# Work required
Report only the number of lines in this material that include "color".

----

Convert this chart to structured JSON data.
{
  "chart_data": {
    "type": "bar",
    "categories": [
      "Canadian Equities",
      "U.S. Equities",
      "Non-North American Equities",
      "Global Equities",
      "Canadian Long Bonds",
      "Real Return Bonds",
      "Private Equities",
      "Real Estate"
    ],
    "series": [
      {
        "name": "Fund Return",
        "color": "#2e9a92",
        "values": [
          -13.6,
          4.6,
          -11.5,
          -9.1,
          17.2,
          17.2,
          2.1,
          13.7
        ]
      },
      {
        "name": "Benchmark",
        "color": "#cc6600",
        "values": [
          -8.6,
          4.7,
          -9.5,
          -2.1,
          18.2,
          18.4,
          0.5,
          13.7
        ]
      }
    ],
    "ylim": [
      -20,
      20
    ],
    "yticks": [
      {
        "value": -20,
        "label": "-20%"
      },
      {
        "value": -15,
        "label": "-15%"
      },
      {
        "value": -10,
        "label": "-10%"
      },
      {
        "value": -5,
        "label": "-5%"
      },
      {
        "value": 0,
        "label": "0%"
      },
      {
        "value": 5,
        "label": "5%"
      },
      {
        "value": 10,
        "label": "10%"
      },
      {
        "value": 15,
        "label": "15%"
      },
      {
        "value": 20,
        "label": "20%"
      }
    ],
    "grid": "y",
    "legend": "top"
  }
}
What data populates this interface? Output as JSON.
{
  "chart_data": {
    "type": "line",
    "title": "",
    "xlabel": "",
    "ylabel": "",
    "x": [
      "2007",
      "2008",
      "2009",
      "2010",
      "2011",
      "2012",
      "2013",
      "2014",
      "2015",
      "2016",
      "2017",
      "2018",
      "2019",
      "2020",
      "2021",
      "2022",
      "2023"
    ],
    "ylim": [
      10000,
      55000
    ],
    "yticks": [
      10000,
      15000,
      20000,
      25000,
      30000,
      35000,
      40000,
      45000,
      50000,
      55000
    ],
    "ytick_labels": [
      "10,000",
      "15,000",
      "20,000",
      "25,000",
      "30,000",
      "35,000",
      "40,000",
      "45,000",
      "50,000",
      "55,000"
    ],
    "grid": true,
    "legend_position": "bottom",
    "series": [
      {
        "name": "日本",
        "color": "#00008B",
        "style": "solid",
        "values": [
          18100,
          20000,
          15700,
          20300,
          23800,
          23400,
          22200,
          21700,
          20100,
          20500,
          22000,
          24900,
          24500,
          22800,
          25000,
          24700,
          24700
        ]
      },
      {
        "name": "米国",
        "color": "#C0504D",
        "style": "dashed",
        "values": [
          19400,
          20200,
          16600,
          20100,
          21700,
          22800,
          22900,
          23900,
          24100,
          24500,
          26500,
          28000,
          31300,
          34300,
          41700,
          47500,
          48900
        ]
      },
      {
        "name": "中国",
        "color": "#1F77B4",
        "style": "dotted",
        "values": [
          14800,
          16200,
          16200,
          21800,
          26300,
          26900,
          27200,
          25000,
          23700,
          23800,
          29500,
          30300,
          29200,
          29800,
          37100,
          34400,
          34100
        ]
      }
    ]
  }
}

----

# Answer in full
5